Description of the task – Of the lines in this material, how many contain "TIBSON"? Answer with a single number only.

Data entries:
= = = =

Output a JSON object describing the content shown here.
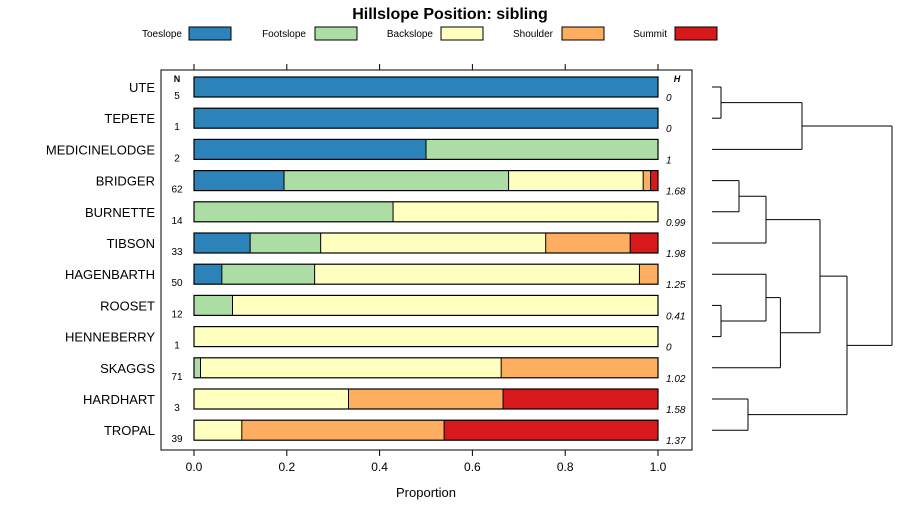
{
  "chart_data": {
    "type": "stacked-bar",
    "title": "Hillslope Position: sibling",
    "xlabel": "Proportion",
    "xlim": [
      0,
      1
    ],
    "xticks": [
      "0.0",
      "0.2",
      "0.4",
      "0.6",
      "0.8",
      "1.0"
    ],
    "xtick_values": [
      0,
      0.2,
      0.4,
      0.6,
      0.8,
      1.0
    ],
    "n_header": "N",
    "h_header": "H",
    "legend_position": "top",
    "categories": [
      "Toeslope",
      "Footslope",
      "Backslope",
      "Shoulder",
      "Summit"
    ],
    "colors": [
      "#2b83ba",
      "#abdda4",
      "#ffffbf",
      "#fdae61",
      "#d7191c"
    ],
    "rows": [
      {
        "name": "UTE",
        "n": "5",
        "h": "0",
        "values": [
          1.0,
          0,
          0,
          0,
          0
        ]
      },
      {
        "name": "TEPETE",
        "n": "1",
        "h": "0",
        "values": [
          1.0,
          0,
          0,
          0,
          0
        ]
      },
      {
        "name": "MEDICINELODGE",
        "n": "2",
        "h": "1",
        "values": [
          0.5,
          0.5,
          0,
          0,
          0
        ]
      },
      {
        "name": "BRIDGER",
        "n": "62",
        "h": "1.68",
        "values": [
          0.194,
          0.484,
          0.29,
          0.016,
          0.016
        ]
      },
      {
        "name": "BURNETTE",
        "n": "14",
        "h": "0.99",
        "values": [
          0,
          0.429,
          0.571,
          0,
          0
        ]
      },
      {
        "name": "TIBSON",
        "n": "33",
        "h": "1.98",
        "values": [
          0.121,
          0.152,
          0.485,
          0.182,
          0.06
        ]
      },
      {
        "name": "HAGENBARTH",
        "n": "50",
        "h": "1.25",
        "values": [
          0.06,
          0.2,
          0.7,
          0.04,
          0
        ]
      },
      {
        "name": "ROOSET",
        "n": "12",
        "h": "0.41",
        "values": [
          0,
          0.083,
          0.917,
          0,
          0
        ]
      },
      {
        "name": "HENNEBERRY",
        "n": "1",
        "h": "0",
        "values": [
          0,
          0,
          1.0,
          0,
          0
        ]
      },
      {
        "name": "SKAGGS",
        "n": "71",
        "h": "1.02",
        "values": [
          0,
          0.014,
          0.648,
          0.338,
          0
        ]
      },
      {
        "name": "HARDHART",
        "n": "3",
        "h": "1.58",
        "values": [
          0,
          0,
          0.333,
          0.333,
          0.334
        ]
      },
      {
        "name": "TROPAL",
        "n": "39",
        "h": "1.37",
        "values": [
          0,
          0,
          0.103,
          0.436,
          0.461
        ]
      }
    ],
    "dendrogram": {
      "merges": [
        {
          "a": "UTE",
          "b": "TEPETE",
          "height": 0.05
        },
        {
          "a": "HENNEBERRY",
          "b": "ROOSET",
          "height": 0.05
        },
        {
          "a": "BURNETTE",
          "b": "BRIDGER",
          "height": 0.15
        },
        {
          "a": "HARDHART",
          "b": "TROPAL",
          "height": 0.2
        },
        {
          "a": "ROOSET+HENNEBERRY",
          "b": "HAGENBARTH",
          "height": 0.3
        },
        {
          "a": "BRIDGER+BURNETTE",
          "b": "TIBSON",
          "height": 0.3
        },
        {
          "a": "HAGENBARTH+ROOSET+HENNEBERRY",
          "b": "SKAGGS",
          "height": 0.38
        },
        {
          "a": "UTE+TEPETE",
          "b": "MEDICINELODGE",
          "height": 0.5
        },
        {
          "a": "BRIDGER+BURNETTE+TIBSON",
          "b": "HAGENBARTH+ROOSET+HENNEBERRY+SKAGGS",
          "height": 0.6
        },
        {
          "a": "MIDDLE",
          "b": "HARDHART+TROPAL",
          "height": 0.75
        },
        {
          "a": "TOP",
          "b": "REST",
          "height": 1.0
        }
      ]
    }
  }
}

= = = =

Result – 3